Exercise aim
Reproduce the listing below word for word, with no pictures.

Given data
● ● ●
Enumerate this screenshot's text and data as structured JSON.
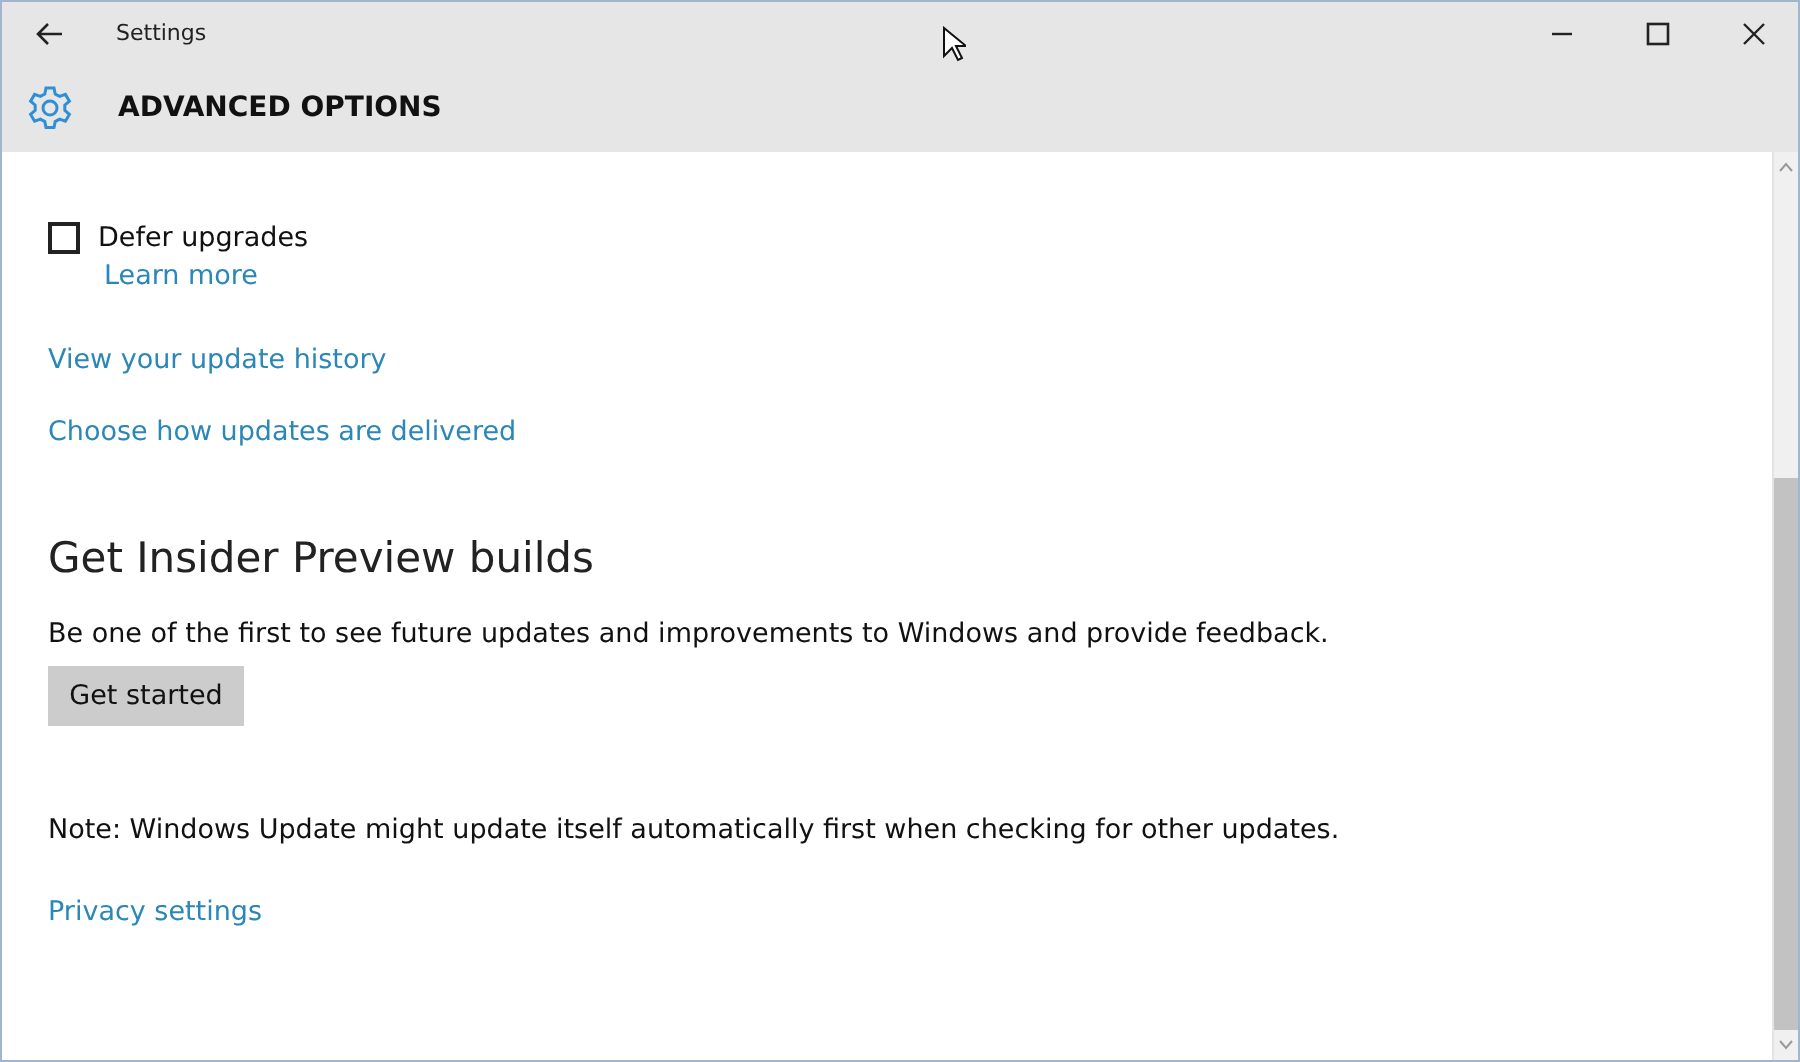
{
  "window": {
    "title": "Settings"
  },
  "header": {
    "title": "ADVANCED OPTIONS"
  },
  "defer_upgrades": {
    "label": "Defer upgrades",
    "checked": false,
    "link": "Learn more"
  },
  "links": [
    "View your update history",
    "Choose how updates are delivered"
  ],
  "insider": {
    "heading": "Get Insider Preview builds",
    "description": "Be one of the first to see future updates and improvements to Windows and provide feedback.",
    "button": "Get started"
  },
  "note": "Note: Windows Update might update itself automatically first when checking for other updates.",
  "privacy_link": "Privacy settings"
}
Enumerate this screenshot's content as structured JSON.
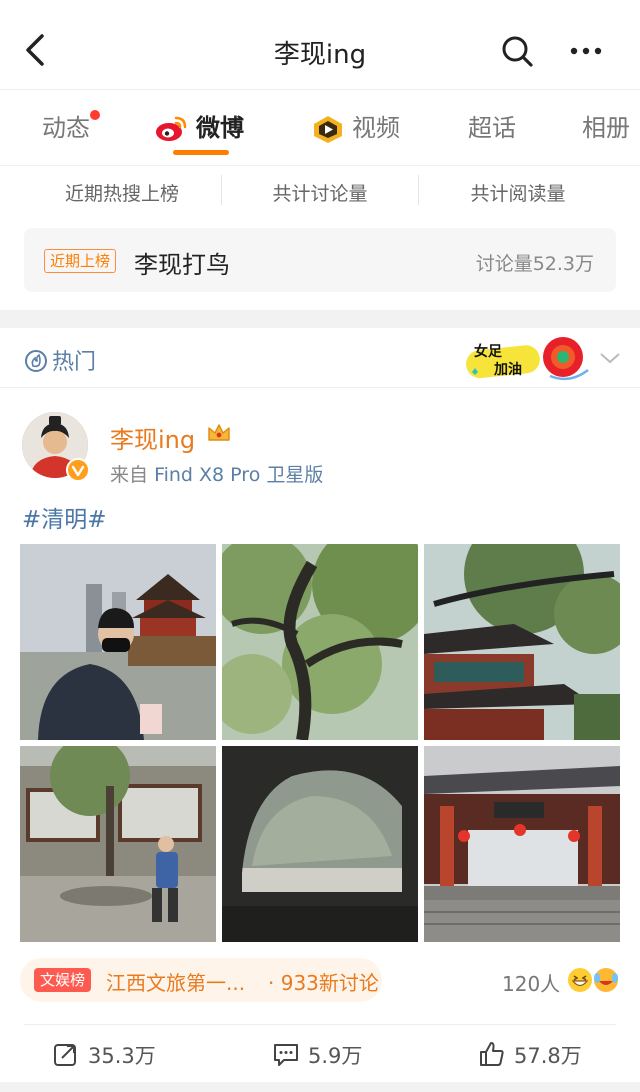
● ● ●
Result of the exercise
Enumerate this screenshot's text and data as structured JSON.
{
  "window": {
    "title": "Settings"
  },
  "header": {
    "title": "ADVANCED OPTIONS"
  },
  "defer_upgrades": {
    "label": "Defer upgrades",
    "checked": false,
    "link": "Learn more"
  },
  "links": [
    "View your update history",
    "Choose how updates are delivered"
  ],
  "insider": {
    "heading": "Get Insider Preview builds",
    "description": "Be one of the first to see future updates and improvements to Windows and provide feedback.",
    "button": "Get started"
  },
  "note": "Note: Windows Update might update itself automatically first when checking for other updates.",
  "privacy_link": "Privacy settings"
}
Enumerate this screenshot's content as structured JSON.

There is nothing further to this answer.